Exercise description — Pick out each line with the word "JSON" from the material that follows.

Data shown —
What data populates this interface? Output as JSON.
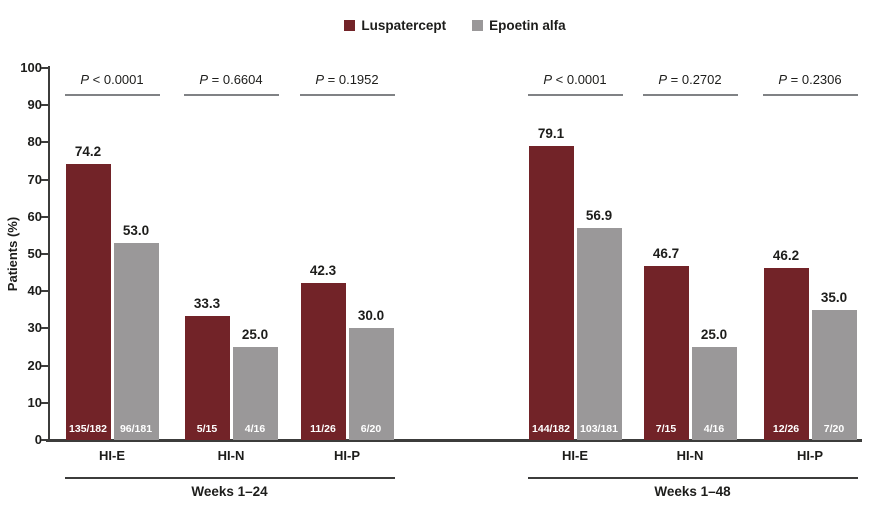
{
  "legend": {
    "items": [
      {
        "label": "Luspatercept",
        "color": "#722328"
      },
      {
        "label": "Epoetin alfa",
        "color": "#9A9899"
      }
    ]
  },
  "y_axis": {
    "label": "Patients (%)",
    "ticks": [
      0,
      10,
      20,
      30,
      40,
      50,
      60,
      70,
      80,
      90,
      100
    ]
  },
  "colors": {
    "luspatercept": "#722328",
    "epoetin": "#9A9899",
    "axis": "#3C3C3B",
    "p_line": "#808285",
    "text": "#1D1D1B"
  },
  "chart_data": {
    "type": "bar",
    "title": "",
    "xlabel": "",
    "ylabel": "Patients (%)",
    "ylim": [
      0,
      100
    ],
    "grid": false,
    "legend_position": "top-center",
    "series_names": [
      "Luspatercept",
      "Epoetin alfa"
    ],
    "groups": [
      {
        "label": "Weeks 1–24",
        "categories": [
          "HI-E",
          "HI-N",
          "HI-P"
        ],
        "p_values": [
          "P < 0.0001",
          "P = 0.6604",
          "P = 0.1952"
        ],
        "series": [
          {
            "name": "Luspatercept",
            "values": [
              74.2,
              33.3,
              42.3
            ],
            "fractions": [
              "135/182",
              "5/15",
              "11/26"
            ]
          },
          {
            "name": "Epoetin alfa",
            "values": [
              53.0,
              25.0,
              30.0
            ],
            "fractions": [
              "96/181",
              "4/16",
              "6/20"
            ]
          }
        ]
      },
      {
        "label": "Weeks 1–48",
        "categories": [
          "HI-E",
          "HI-N",
          "HI-P"
        ],
        "p_values": [
          "P < 0.0001",
          "P = 0.2702",
          "P = 0.2306"
        ],
        "series": [
          {
            "name": "Luspatercept",
            "values": [
              79.1,
              46.7,
              46.2
            ],
            "fractions": [
              "144/182",
              "7/15",
              "12/26"
            ]
          },
          {
            "name": "Epoetin alfa",
            "values": [
              56.9,
              25.0,
              35.0
            ],
            "fractions": [
              "103/181",
              "4/16",
              "7/20"
            ]
          }
        ]
      }
    ]
  }
}
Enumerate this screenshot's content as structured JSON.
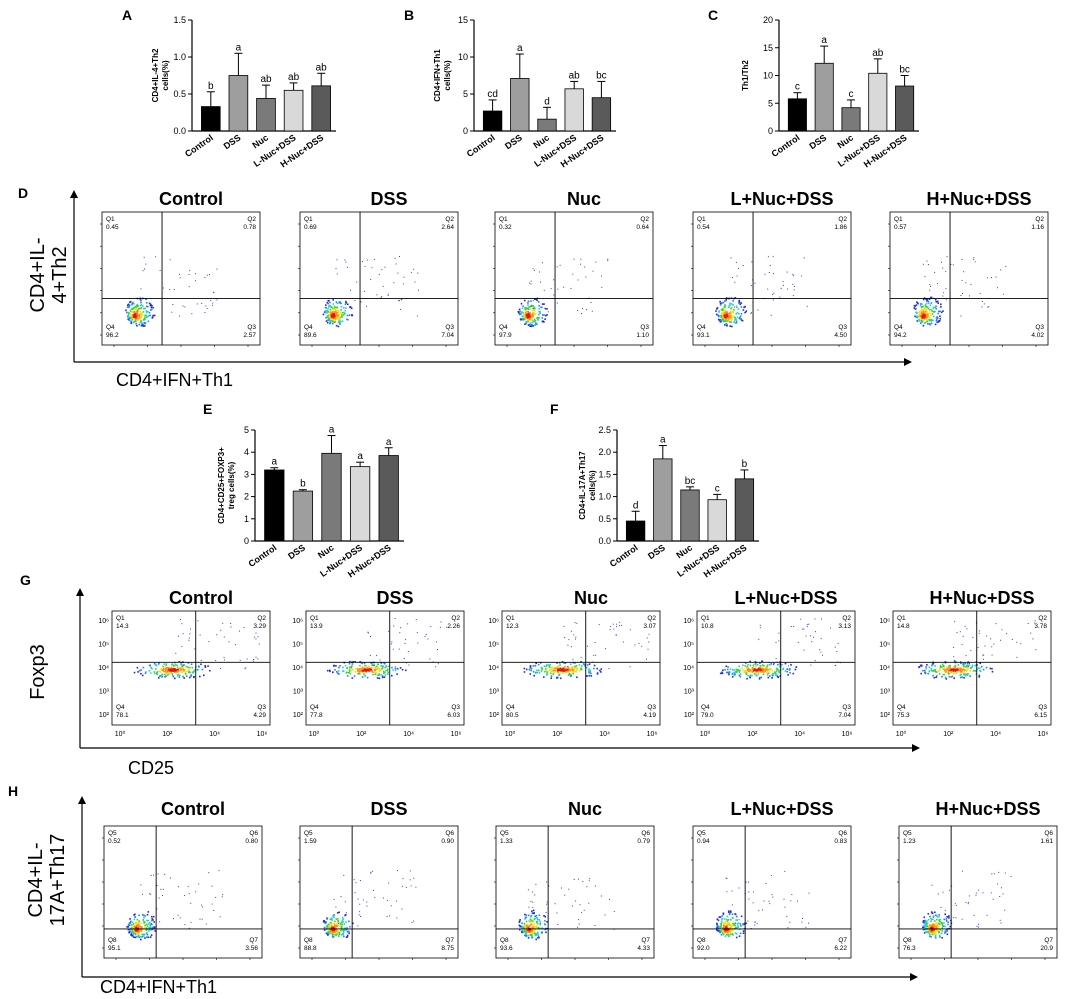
{
  "chart_data": [
    {
      "panel": "A",
      "type": "bar",
      "ylabel": [
        "CD4+IL-4+Th2",
        "cells(%)"
      ],
      "categories": [
        "Control",
        "DSS",
        "Nuc",
        "L-Nuc+DSS",
        "H-Nuc+DSS"
      ],
      "values": [
        0.33,
        0.75,
        0.44,
        0.55,
        0.61
      ],
      "errors": [
        0.2,
        0.3,
        0.18,
        0.1,
        0.17
      ],
      "letters": [
        "b",
        "a",
        "ab",
        "ab",
        "ab"
      ],
      "ylim": [
        0,
        1.5
      ],
      "yticks": [
        "0.0",
        "0.5",
        "1.0",
        "1.5"
      ],
      "ytick_values": [
        0,
        0.5,
        1.0,
        1.5
      ]
    },
    {
      "panel": "B",
      "type": "bar",
      "ylabel": [
        "CD4+IFN+Th1",
        "cells(%)"
      ],
      "categories": [
        "Control",
        "DSS",
        "Nuc",
        "L-Nuc+DSS",
        "H-Nuc+DSS"
      ],
      "values": [
        2.7,
        7.1,
        1.6,
        5.7,
        4.5
      ],
      "errors": [
        1.5,
        3.3,
        1.6,
        1.0,
        2.2
      ],
      "letters": [
        "cd",
        "a",
        "d",
        "ab",
        "bc"
      ],
      "ylim": [
        0,
        15
      ],
      "yticks": [
        "0",
        "5",
        "10",
        "15"
      ],
      "ytick_values": [
        0,
        5,
        10,
        15
      ]
    },
    {
      "panel": "C",
      "type": "bar",
      "ylabel": [
        "Th1/Th2"
      ],
      "categories": [
        "Control",
        "DSS",
        "Nuc",
        "L-Nuc+DSS",
        "H-Nuc+DSS"
      ],
      "values": [
        5.8,
        12.2,
        4.2,
        10.4,
        8.1
      ],
      "errors": [
        1.1,
        3.1,
        1.4,
        2.6,
        1.9
      ],
      "letters": [
        "c",
        "a",
        "c",
        "ab",
        "bc"
      ],
      "ylim": [
        0,
        20
      ],
      "yticks": [
        "0",
        "5",
        "10",
        "15",
        "20"
      ],
      "ytick_values": [
        0,
        5,
        10,
        15,
        20
      ]
    },
    {
      "panel": "E",
      "type": "bar",
      "ylabel": [
        "CD4+CD25+FOXP3+",
        "treg cells(%)"
      ],
      "categories": [
        "Control",
        "DSS",
        "Nuc",
        "L-Nuc+DSS",
        "H-Nuc+DSS"
      ],
      "values": [
        3.2,
        2.25,
        3.95,
        3.35,
        3.85
      ],
      "errors": [
        0.1,
        0.06,
        0.8,
        0.2,
        0.35
      ],
      "letters": [
        "a",
        "b",
        "a",
        "a",
        "a"
      ],
      "ylim": [
        0,
        5
      ],
      "yticks": [
        "0",
        "1",
        "2",
        "3",
        "4",
        "5"
      ],
      "ytick_values": [
        0,
        1,
        2,
        3,
        4,
        5
      ]
    },
    {
      "panel": "F",
      "type": "bar",
      "ylabel": [
        "CD4+IL-17A+Th17",
        "cells(%)"
      ],
      "categories": [
        "Control",
        "DSS",
        "Nuc",
        "L-Nuc+DSS",
        "H-Nuc+DSS"
      ],
      "values": [
        0.45,
        1.85,
        1.15,
        0.93,
        1.4
      ],
      "errors": [
        0.22,
        0.3,
        0.07,
        0.12,
        0.2
      ],
      "letters": [
        "d",
        "a",
        "bc",
        "c",
        "b"
      ],
      "ylim": [
        0,
        2.5
      ],
      "yticks": [
        "0.0",
        "0.5",
        "1.0",
        "1.5",
        "2.0",
        "2.5"
      ],
      "ytick_values": [
        0,
        0.5,
        1.0,
        1.5,
        2.0,
        2.5
      ]
    }
  ],
  "bar_colors": [
    "#000000",
    "#9e9e9e",
    "#7a7a7a",
    "#d9d9d9",
    "#5a5a5a"
  ],
  "flow_rows": [
    {
      "panel": "D",
      "ylabel": [
        "CD4+IL-",
        "4+Th2"
      ],
      "xlabel": "CD4+IFN+Th1",
      "titles": [
        "Control",
        "DSS",
        "Nuc",
        "L+Nuc+DSS",
        "H+Nuc+DSS"
      ],
      "quad_names": [
        "Q1",
        "Q2",
        "Q3",
        "Q4"
      ],
      "quads": [
        [
          "0.45",
          "0.78",
          "2.57",
          "96.2"
        ],
        [
          "0.69",
          "2.64",
          "7.04",
          "89.6"
        ],
        [
          "0.32",
          "0.64",
          "1.10",
          "97.9"
        ],
        [
          "0.54",
          "1.86",
          "4.50",
          "93.1"
        ],
        [
          "0.57",
          "1.16",
          "4.02",
          "94.2"
        ]
      ]
    },
    {
      "panel": "G",
      "ylabel": [
        "Foxp3"
      ],
      "xlabel": "CD25",
      "titles": [
        "Control",
        "DSS",
        "Nuc",
        "L+Nuc+DSS",
        "H+Nuc+DSS"
      ],
      "quad_names": [
        "Q1",
        "Q2",
        "Q3",
        "Q4"
      ],
      "quads": [
        [
          "14.3",
          "3.29",
          "4.29",
          "78.1"
        ],
        [
          "13.9",
          "2.26",
          "6.03",
          "77.8"
        ],
        [
          "12.3",
          "3.07",
          "4.19",
          "80.5"
        ],
        [
          "10.8",
          "3.13",
          "7.04",
          "79.0"
        ],
        [
          "14.8",
          "3.78",
          "6.15",
          "75.3"
        ]
      ],
      "yticks": [
        "10⁶",
        "10⁵",
        "10⁴",
        "10³",
        "10²"
      ],
      "xticks": [
        "10⁰",
        "10²",
        "10⁴",
        "10⁶"
      ]
    },
    {
      "panel": "H",
      "ylabel": [
        "CD4+IL-",
        "17A+Th17"
      ],
      "xlabel": "CD4+IFN+Th1",
      "titles": [
        "Control",
        "DSS",
        "Nuc",
        "L+Nuc+DSS",
        "H+Nuc+DSS"
      ],
      "quad_names": [
        "Q5",
        "Q6",
        "Q7",
        "Q8"
      ],
      "quads": [
        [
          "0.52",
          "0.80",
          "3.56",
          "95.1"
        ],
        [
          "1.59",
          "0.90",
          "8.75",
          "88.8"
        ],
        [
          "1.33",
          "0.79",
          "4.33",
          "93.6"
        ],
        [
          "0.94",
          "0.83",
          "6.22",
          "92.0"
        ],
        [
          "1.23",
          "1.61",
          "20.9",
          "76.3"
        ]
      ]
    }
  ]
}
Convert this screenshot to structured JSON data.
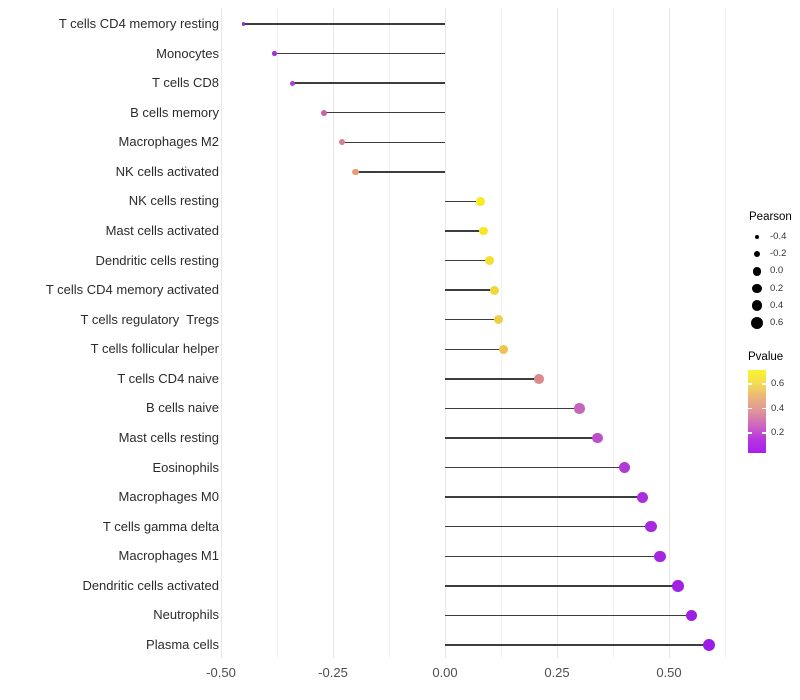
{
  "chart_data": {
    "type": "lollipop",
    "orientation": "horizontal",
    "title": "",
    "xlabel": "",
    "ylabel": "",
    "xlim": [
      -0.5,
      0.64
    ],
    "grid": "on",
    "x_ticks": [
      "-0.50",
      "-0.25",
      "0.00",
      "0.25",
      "0.50"
    ],
    "x_tick_values": [
      -0.5,
      -0.25,
      0,
      0.25,
      0.5
    ],
    "x_minor_values": [
      -0.375,
      -0.125,
      0.125,
      0.375,
      0.625
    ],
    "categories": [
      "T cells CD4 memory resting",
      "Monocytes",
      "T cells CD8",
      "B cells memory",
      "Macrophages M2",
      "NK cells activated",
      "NK cells resting",
      "Mast cells activated",
      "Dendritic cells resting",
      "T cells CD4 memory activated",
      "T cells regulatory  Tregs",
      "T cells follicular helper",
      "T cells CD4 naive",
      "B cells naive",
      "Mast cells resting",
      "Eosinophils",
      "Macrophages M0",
      "T cells gamma delta",
      "Macrophages M1",
      "Dendritic cells activated",
      "Neutrophils",
      "Plasma cells"
    ],
    "series": [
      {
        "name": "Pearson correlation",
        "values": [
          -0.45,
          -0.38,
          -0.34,
          -0.27,
          -0.23,
          -0.2,
          0.08,
          0.085,
          0.1,
          0.11,
          0.12,
          0.13,
          0.21,
          0.3,
          0.34,
          0.4,
          0.44,
          0.46,
          0.48,
          0.52,
          0.55,
          0.59
        ]
      }
    ],
    "dot_colors": [
      "#9C2FD2",
      "#A133D4",
      "#AC40D0",
      "#C962AA",
      "#D67E92",
      "#E89C75",
      "#F7EB21",
      "#F6E827",
      "#F4DE2F",
      "#F2D63B",
      "#F0CD46",
      "#EEC352",
      "#DB8A8E",
      "#C765BE",
      "#BC4FC9",
      "#AF3BD6",
      "#A92FDC",
      "#A62BDE",
      "#A328E0",
      "#A023E2",
      "#9D1FE4",
      "#9B1CE6"
    ],
    "legend_size": {
      "title": "Pearson",
      "position": "right",
      "ticks": [
        "-0.4",
        "-0.2",
        "0.0",
        "0.2",
        "0.4",
        "0.6"
      ],
      "values": [
        -0.4,
        -0.2,
        0.0,
        0.2,
        0.4,
        0.6
      ],
      "dot_color": "#000000"
    },
    "legend_color": {
      "title": "Pvalue",
      "position": "right",
      "ticks": [
        "0.6",
        "0.4",
        "0.2"
      ],
      "values": [
        0.6,
        0.4,
        0.2
      ],
      "gradient_stops": [
        "#F9F32A",
        "#F4DB55",
        "#EAB37D",
        "#DF939B",
        "#CE67BE",
        "#B736E0",
        "#A81FEE"
      ]
    }
  },
  "colors": {
    "background": "#ffffff",
    "stem": "#3d3d3d",
    "grid_major": "#e7e7e7",
    "grid_minor": "#f2f2f2",
    "category_text": "#2b2b2b",
    "axis_text": "#4d4d4d"
  }
}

Problem solution —
What data populates this interface? Output as JSON.
Enumerate this screenshot's content as structured JSON.
Convert this screenshot to structured JSON data.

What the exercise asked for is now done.